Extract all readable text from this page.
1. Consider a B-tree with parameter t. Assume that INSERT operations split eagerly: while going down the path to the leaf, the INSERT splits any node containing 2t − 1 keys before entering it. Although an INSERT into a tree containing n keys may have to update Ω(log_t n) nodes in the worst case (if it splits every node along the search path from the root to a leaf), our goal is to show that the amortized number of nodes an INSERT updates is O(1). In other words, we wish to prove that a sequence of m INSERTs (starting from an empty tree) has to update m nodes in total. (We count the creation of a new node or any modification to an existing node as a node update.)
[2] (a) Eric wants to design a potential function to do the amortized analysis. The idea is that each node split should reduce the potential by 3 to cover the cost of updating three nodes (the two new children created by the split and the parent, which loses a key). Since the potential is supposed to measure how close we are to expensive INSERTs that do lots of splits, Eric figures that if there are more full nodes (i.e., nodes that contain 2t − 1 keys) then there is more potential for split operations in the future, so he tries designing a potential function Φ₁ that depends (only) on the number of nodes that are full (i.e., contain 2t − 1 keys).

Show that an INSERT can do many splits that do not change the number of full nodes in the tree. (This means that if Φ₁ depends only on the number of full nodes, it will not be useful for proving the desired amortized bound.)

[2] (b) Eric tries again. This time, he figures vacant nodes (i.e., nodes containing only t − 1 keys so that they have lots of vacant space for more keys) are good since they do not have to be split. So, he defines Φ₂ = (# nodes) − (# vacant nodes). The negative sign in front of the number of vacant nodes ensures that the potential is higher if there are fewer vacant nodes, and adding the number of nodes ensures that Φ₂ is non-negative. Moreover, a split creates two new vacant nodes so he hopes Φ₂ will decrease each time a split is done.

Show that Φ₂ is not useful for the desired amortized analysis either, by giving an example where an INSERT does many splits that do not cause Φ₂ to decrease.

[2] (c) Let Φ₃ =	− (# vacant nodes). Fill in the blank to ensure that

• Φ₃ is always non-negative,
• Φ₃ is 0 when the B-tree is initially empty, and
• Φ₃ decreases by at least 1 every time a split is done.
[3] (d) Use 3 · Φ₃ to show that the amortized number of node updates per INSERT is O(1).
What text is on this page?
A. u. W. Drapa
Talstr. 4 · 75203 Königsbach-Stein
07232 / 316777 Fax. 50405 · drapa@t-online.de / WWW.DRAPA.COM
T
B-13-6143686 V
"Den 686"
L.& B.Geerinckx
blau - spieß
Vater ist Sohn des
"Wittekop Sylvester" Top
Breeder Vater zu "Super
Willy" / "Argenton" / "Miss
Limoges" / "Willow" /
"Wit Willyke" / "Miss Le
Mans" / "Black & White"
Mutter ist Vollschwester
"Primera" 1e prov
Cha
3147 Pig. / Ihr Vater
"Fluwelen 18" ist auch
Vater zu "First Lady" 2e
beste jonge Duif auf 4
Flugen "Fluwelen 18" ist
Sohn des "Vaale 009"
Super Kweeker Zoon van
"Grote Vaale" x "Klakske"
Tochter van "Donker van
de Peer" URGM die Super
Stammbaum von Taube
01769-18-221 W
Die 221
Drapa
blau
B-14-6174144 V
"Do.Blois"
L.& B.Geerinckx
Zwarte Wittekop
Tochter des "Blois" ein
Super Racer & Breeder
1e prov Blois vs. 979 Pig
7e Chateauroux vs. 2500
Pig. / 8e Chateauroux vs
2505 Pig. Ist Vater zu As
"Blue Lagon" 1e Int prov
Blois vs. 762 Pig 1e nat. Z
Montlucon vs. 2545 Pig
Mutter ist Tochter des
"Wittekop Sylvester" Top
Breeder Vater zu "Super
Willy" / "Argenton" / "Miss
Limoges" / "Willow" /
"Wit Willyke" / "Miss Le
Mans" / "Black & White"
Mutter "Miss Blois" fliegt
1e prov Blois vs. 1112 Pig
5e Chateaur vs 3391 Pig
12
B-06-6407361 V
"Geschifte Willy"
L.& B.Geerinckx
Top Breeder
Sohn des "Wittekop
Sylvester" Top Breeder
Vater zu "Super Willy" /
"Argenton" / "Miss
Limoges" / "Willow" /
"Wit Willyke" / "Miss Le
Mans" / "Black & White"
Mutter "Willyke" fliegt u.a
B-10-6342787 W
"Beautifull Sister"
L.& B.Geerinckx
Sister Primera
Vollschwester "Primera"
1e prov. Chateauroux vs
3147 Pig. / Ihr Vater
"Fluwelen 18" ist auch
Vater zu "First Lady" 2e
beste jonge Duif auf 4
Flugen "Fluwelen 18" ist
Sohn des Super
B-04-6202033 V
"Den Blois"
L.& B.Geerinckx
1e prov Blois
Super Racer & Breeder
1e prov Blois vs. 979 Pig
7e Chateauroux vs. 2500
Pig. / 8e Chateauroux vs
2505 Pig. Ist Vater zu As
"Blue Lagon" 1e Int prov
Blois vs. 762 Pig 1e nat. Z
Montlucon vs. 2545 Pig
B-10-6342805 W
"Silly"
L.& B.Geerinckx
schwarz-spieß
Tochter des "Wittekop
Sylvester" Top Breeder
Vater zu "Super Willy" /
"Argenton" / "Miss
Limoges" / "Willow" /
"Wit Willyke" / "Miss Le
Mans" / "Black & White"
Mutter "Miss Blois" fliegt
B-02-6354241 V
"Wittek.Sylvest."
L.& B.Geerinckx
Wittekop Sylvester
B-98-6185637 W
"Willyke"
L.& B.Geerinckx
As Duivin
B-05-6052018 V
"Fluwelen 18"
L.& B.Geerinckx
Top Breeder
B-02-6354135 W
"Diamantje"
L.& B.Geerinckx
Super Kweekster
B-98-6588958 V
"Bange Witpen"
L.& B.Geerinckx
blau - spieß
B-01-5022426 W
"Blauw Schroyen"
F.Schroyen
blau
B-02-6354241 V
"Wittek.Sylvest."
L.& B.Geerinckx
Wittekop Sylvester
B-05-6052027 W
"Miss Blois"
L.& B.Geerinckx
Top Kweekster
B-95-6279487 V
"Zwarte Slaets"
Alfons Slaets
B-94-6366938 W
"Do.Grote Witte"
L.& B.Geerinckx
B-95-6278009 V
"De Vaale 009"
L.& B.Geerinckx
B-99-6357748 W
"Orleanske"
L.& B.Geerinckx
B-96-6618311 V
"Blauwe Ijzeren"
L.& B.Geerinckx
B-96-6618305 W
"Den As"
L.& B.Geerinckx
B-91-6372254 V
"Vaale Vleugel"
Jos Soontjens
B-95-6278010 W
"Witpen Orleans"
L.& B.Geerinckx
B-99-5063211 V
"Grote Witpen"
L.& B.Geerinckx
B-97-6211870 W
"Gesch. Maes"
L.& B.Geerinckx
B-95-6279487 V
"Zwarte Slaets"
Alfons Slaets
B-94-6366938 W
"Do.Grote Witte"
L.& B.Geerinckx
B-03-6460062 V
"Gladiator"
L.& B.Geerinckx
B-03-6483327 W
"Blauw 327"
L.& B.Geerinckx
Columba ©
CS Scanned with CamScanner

━━━━━━━━━━━━━━━━━━━━

• **WHAT YOU WILL DO**: Where a line in the entries holds the word "Vaale", copy that line.

• **TASK SOLUTION**:
Sohn des "Vaale 009"
"Grote Vaale" x "Klakske"
"De Vaale 009"
"Vaale Vleugel"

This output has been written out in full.